[START]

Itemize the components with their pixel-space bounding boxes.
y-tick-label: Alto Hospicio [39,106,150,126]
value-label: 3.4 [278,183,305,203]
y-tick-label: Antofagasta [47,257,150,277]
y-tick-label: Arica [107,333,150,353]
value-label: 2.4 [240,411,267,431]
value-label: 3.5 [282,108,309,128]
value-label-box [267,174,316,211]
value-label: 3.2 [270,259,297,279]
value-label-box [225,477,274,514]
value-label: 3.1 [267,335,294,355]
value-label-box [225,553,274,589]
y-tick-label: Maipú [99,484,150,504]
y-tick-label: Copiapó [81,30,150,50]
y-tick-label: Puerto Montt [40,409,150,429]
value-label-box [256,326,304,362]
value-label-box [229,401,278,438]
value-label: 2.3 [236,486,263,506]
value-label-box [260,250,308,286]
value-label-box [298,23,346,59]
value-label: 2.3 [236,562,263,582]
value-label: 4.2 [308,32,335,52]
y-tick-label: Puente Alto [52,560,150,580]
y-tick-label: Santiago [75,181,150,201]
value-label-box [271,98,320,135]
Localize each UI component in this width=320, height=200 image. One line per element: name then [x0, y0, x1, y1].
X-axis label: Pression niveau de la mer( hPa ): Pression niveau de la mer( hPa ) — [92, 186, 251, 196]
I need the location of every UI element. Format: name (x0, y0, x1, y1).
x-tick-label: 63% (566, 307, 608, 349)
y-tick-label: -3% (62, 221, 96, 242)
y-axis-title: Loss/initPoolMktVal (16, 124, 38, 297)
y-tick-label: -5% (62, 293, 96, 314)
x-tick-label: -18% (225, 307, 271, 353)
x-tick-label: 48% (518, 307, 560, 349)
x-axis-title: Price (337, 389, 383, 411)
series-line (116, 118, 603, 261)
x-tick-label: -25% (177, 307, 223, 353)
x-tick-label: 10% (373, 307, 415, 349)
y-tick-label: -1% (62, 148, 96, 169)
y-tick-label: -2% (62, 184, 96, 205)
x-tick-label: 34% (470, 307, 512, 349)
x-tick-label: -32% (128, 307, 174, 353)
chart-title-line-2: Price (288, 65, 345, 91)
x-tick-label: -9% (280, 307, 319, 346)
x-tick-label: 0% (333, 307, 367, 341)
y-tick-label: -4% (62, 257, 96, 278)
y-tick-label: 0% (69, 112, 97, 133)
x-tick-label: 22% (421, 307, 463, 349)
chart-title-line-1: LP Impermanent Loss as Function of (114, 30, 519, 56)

[END]

EXERCISE TASK
Will you render all of the material above as a numbered list, leaving out any blank lines?

IN RESPONSE
1. Itemize the components with their pixel-space bounding boxes.
2. y-tick-label: Alto Hospicio [39,106,150,126]
3. value-label: 3.4 [278,183,305,203]
4. y-tick-label: Antofagasta [47,257,150,277]
5. y-tick-label: Arica [107,333,150,353]
6. value-label: 2.4 [240,411,267,431]
7. value-label: 3.5 [282,108,309,128]
8. value-label-box [267,174,316,211]
9. value-label: 3.2 [270,259,297,279]
10. value-label-box [225,477,274,514]
11. value-label: 3.1 [267,335,294,355]
12. value-label-box [225,553,274,589]
13. y-tick-label: Maipú [99,484,150,504]
14. y-tick-label: Copiapó [81,30,150,50]
15. y-tick-label: Puerto Montt [40,409,150,429]
16. value-label-box [256,326,304,362]
17. value-label-box [229,401,278,438]
18. value-label: 2.3 [236,486,263,506]
19. value-label-box [260,250,308,286]
20. value-label-box [298,23,346,59]
21. value-label: 2.3 [236,562,263,582]
22. value-label: 4.2 [308,32,335,52]
23. y-tick-label: Puente Alto [52,560,150,580]
24. y-tick-label: Santiago [75,181,150,201]
25. value-label-box [271,98,320,135]
26. Localize each UI component in this width=320, height=200 image. One line per element: name then [x0, y0, x1, y1].
27. X-axis label: Pression niveau de la mer( hPa ): Pression niveau de la mer( hPa ) — [92, 186, 251, 196]
28. I need the location of every UI element. Format: name (x0, y0, x1, y1).
29. x-tick-label: 63% (566, 307, 608, 349)
30. y-tick-label: -3% (62, 221, 96, 242)
31. y-axis-title: Loss/initPoolMktVal (16, 124, 38, 297)
32. y-tick-label: -5% (62, 293, 96, 314)
33. x-tick-label: -18% (225, 307, 271, 353)
34. x-tick-label: 48% (518, 307, 560, 349)
35. x-axis-title: Price (337, 389, 383, 411)
36. series-line (116, 118, 603, 261)
37. x-tick-label: -25% (177, 307, 223, 353)
38. x-tick-label: 10% (373, 307, 415, 349)
39. y-tick-label: -1% (62, 148, 96, 169)
40. y-tick-label: -2% (62, 184, 96, 205)
41. x-tick-label: 34% (470, 307, 512, 349)
42. x-tick-label: -32% (128, 307, 174, 353)
43. chart-title-line-2: Price (288, 65, 345, 91)
44. x-tick-label: -9% (280, 307, 319, 346)
45. x-tick-label: 0% (333, 307, 367, 341)
46. y-tick-label: -4% (62, 257, 96, 278)
47. y-tick-label: 0% (69, 112, 97, 133)
48. x-tick-label: 22% (421, 307, 463, 349)
49. chart-title-line-1: LP Impermanent Loss as Function of (114, 30, 519, 56)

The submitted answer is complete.